§ **LISTING**:
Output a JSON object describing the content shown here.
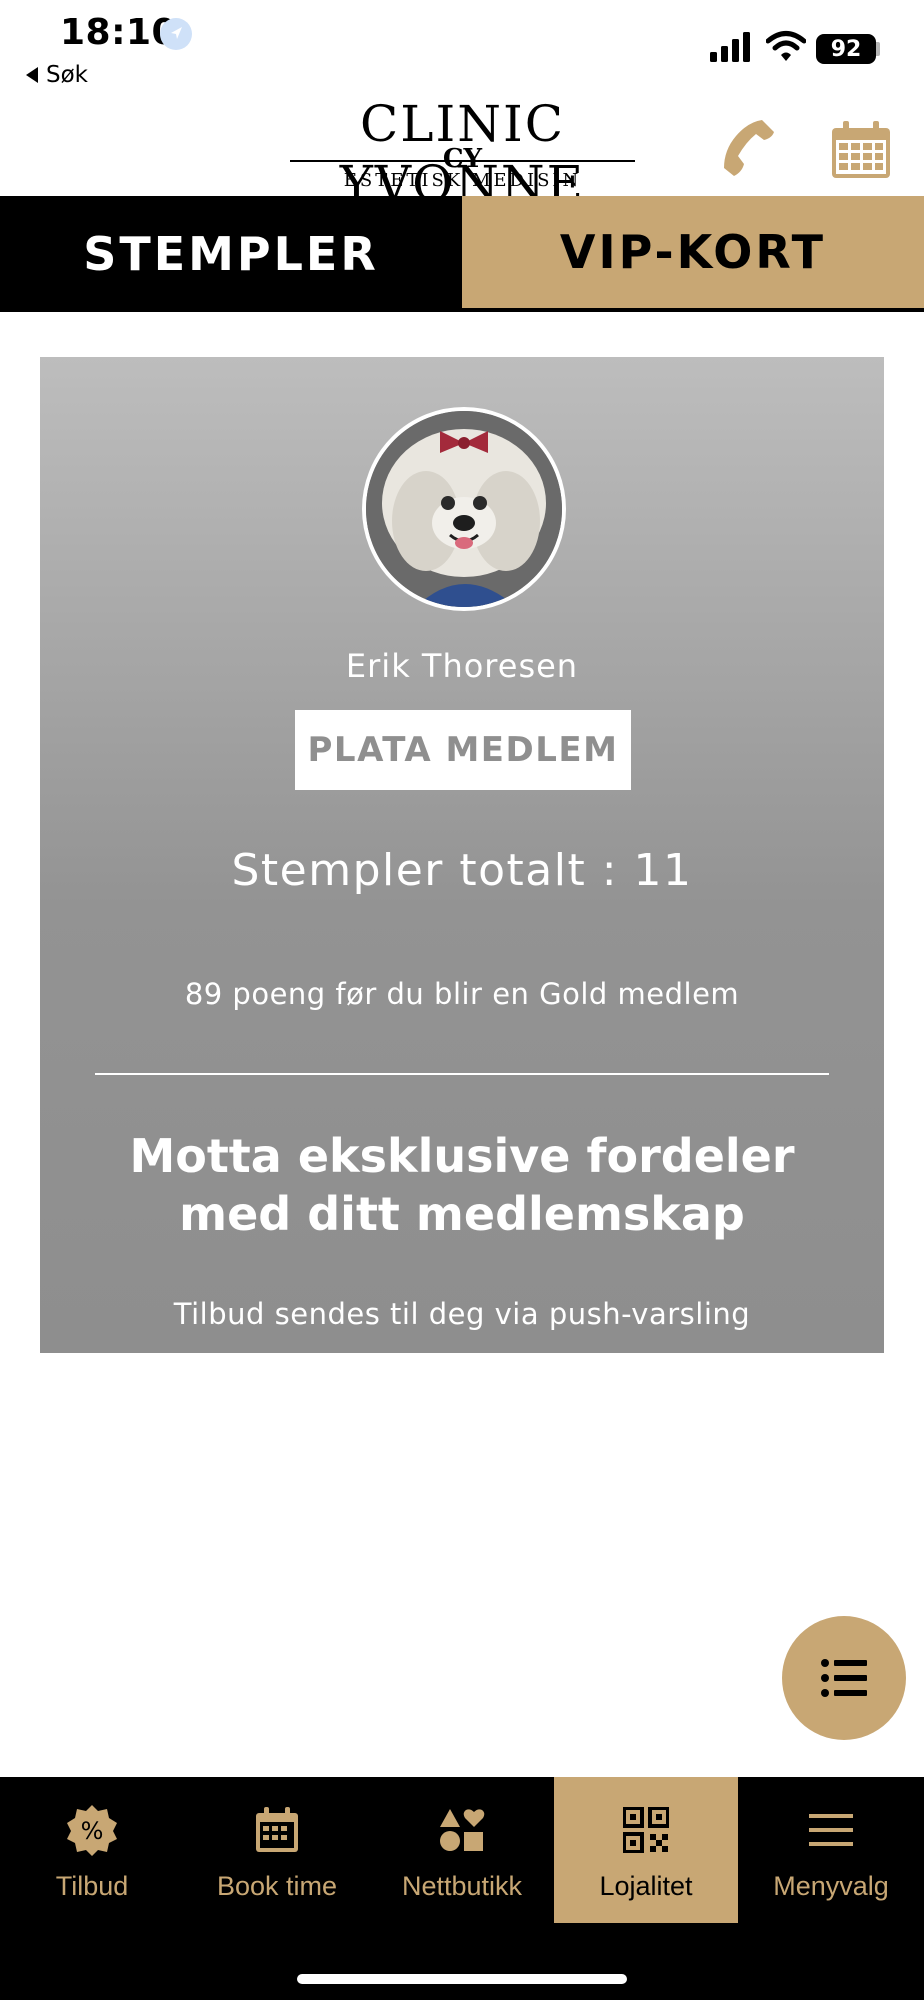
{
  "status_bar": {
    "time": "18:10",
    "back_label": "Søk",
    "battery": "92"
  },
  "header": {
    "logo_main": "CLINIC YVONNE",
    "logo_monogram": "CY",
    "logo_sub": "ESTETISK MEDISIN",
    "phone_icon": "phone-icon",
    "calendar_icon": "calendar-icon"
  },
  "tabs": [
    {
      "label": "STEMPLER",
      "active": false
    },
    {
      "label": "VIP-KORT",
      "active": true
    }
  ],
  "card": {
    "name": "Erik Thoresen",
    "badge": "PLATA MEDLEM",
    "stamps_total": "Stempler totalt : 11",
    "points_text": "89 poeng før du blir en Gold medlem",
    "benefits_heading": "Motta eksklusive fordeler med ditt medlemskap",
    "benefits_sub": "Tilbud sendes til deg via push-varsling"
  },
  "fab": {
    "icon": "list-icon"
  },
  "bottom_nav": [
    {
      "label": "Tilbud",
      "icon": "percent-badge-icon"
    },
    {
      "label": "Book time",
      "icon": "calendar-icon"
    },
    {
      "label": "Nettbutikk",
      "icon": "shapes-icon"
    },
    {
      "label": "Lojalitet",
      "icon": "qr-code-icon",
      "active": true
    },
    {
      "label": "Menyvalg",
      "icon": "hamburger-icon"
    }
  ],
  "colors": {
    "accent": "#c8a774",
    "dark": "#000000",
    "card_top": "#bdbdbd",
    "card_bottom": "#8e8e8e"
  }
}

§ **EXERCISE**:
Without the pictures, write out every entry precisely as it appears.

§ **REPLY**:
Output a JSON object describing the content shown here.
{
  "status_bar": {
    "time": "18:10",
    "back_label": "Søk",
    "battery": "92"
  },
  "header": {
    "logo_main": "CLINIC YVONNE",
    "logo_monogram": "CY",
    "logo_sub": "ESTETISK MEDISIN",
    "phone_icon": "phone-icon",
    "calendar_icon": "calendar-icon"
  },
  "tabs": [
    {
      "label": "STEMPLER",
      "active": false
    },
    {
      "label": "VIP-KORT",
      "active": true
    }
  ],
  "card": {
    "name": "Erik Thoresen",
    "badge": "PLATA MEDLEM",
    "stamps_total": "Stempler totalt : 11",
    "points_text": "89 poeng før du blir en Gold medlem",
    "benefits_heading": "Motta eksklusive fordeler med ditt medlemskap",
    "benefits_sub": "Tilbud sendes til deg via push-varsling"
  },
  "fab": {
    "icon": "list-icon"
  },
  "bottom_nav": [
    {
      "label": "Tilbud",
      "icon": "percent-badge-icon"
    },
    {
      "label": "Book time",
      "icon": "calendar-icon"
    },
    {
      "label": "Nettbutikk",
      "icon": "shapes-icon"
    },
    {
      "label": "Lojalitet",
      "icon": "qr-code-icon",
      "active": true
    },
    {
      "label": "Menyvalg",
      "icon": "hamburger-icon"
    }
  ],
  "colors": {
    "accent": "#c8a774",
    "dark": "#000000",
    "card_top": "#bdbdbd",
    "card_bottom": "#8e8e8e"
  }
}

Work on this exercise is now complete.